**Exercise instructions**
From the listing below, extract each line containing the string "name".

**Data records**
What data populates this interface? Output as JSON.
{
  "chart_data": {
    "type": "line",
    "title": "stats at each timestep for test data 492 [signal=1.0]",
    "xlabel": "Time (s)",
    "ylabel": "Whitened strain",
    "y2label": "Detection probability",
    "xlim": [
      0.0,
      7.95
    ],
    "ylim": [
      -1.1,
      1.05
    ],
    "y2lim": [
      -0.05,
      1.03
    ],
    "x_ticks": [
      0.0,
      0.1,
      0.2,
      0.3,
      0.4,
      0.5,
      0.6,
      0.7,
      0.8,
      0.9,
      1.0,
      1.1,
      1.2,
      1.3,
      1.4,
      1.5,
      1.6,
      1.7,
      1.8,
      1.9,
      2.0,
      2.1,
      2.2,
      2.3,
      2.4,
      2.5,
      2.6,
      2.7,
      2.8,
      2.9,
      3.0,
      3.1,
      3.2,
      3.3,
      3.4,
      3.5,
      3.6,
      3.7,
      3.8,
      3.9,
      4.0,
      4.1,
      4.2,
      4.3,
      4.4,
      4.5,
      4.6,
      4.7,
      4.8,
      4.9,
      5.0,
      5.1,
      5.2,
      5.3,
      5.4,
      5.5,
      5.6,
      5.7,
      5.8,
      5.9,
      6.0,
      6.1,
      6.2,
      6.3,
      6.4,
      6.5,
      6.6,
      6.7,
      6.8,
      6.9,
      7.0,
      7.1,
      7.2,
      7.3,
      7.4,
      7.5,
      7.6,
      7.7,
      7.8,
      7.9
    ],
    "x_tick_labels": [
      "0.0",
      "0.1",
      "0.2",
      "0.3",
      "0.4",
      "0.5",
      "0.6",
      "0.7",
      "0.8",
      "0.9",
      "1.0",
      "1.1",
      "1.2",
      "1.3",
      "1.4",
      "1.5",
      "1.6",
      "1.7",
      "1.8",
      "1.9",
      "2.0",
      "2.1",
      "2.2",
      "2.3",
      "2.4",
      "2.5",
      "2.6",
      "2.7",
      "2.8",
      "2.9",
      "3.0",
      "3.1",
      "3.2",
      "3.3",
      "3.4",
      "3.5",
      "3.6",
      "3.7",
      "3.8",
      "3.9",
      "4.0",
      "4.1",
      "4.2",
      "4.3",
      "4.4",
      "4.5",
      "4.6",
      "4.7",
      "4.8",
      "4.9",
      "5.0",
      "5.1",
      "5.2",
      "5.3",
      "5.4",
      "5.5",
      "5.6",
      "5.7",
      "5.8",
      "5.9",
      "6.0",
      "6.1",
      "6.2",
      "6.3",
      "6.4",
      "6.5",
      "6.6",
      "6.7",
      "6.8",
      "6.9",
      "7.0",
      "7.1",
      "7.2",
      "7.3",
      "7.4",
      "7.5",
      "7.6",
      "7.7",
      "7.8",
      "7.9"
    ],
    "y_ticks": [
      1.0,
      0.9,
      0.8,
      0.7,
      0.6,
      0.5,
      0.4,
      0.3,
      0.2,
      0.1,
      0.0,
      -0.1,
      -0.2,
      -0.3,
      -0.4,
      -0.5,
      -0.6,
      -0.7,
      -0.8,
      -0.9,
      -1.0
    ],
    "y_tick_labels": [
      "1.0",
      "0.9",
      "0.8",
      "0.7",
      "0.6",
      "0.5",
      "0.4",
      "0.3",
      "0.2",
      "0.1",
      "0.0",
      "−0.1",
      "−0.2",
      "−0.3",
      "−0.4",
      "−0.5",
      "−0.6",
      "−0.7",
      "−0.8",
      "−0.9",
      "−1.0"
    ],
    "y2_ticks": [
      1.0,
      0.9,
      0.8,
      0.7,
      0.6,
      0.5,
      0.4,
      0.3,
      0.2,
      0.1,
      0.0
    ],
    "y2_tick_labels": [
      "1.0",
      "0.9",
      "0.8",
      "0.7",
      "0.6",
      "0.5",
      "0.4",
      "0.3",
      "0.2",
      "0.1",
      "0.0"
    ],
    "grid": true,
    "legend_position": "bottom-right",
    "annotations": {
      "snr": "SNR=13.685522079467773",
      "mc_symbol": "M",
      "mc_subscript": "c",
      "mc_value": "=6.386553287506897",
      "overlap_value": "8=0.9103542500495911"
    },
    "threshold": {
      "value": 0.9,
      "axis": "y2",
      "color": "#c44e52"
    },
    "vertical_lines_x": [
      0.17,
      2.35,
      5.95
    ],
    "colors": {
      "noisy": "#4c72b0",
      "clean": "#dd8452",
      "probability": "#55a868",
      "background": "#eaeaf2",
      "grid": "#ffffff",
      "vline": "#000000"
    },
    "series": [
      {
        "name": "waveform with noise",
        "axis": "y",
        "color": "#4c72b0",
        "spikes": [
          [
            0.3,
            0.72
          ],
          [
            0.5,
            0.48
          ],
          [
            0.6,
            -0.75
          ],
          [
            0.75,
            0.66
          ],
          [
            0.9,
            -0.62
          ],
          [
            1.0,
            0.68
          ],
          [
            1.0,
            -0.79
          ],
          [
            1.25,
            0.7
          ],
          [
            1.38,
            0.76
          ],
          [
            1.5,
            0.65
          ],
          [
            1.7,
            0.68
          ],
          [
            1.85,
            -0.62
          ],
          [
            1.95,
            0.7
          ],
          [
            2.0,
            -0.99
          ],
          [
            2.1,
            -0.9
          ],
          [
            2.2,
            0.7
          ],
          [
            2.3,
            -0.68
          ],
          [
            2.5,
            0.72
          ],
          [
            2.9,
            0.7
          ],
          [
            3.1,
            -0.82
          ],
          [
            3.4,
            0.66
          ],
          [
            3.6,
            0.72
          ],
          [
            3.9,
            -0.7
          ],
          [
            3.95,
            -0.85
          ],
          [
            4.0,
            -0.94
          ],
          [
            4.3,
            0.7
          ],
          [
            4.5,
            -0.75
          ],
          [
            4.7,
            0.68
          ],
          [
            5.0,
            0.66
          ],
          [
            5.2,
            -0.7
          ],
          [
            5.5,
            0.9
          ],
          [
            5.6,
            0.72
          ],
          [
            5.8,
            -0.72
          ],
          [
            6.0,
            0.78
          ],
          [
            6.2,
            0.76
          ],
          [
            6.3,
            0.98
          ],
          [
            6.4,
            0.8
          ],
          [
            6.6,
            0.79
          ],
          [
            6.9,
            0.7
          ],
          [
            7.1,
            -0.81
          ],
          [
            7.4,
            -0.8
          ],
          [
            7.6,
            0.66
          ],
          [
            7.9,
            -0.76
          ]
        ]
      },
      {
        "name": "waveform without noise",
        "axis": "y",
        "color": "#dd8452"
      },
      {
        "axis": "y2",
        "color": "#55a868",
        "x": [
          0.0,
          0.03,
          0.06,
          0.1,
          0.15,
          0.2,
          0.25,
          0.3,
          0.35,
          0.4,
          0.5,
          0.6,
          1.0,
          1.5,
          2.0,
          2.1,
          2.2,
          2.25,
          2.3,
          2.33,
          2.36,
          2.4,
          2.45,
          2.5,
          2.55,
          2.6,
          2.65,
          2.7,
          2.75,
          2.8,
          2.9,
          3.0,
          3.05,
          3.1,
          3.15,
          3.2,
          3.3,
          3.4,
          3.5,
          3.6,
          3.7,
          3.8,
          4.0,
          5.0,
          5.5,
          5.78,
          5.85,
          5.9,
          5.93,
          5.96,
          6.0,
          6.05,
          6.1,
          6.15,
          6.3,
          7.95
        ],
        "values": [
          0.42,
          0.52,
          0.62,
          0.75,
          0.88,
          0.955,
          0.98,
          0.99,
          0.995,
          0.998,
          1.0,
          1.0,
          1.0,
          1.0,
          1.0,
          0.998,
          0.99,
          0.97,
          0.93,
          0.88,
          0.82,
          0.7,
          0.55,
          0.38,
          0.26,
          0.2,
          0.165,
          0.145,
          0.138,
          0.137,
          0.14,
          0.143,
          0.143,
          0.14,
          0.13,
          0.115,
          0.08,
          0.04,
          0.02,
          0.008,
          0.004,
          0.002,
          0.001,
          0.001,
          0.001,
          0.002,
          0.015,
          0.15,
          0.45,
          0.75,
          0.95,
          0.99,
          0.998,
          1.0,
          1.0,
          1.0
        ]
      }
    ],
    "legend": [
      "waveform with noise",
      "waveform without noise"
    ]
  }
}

**Response to the task**
        "name": "waveform with noise",
        "name": "waveform without noise",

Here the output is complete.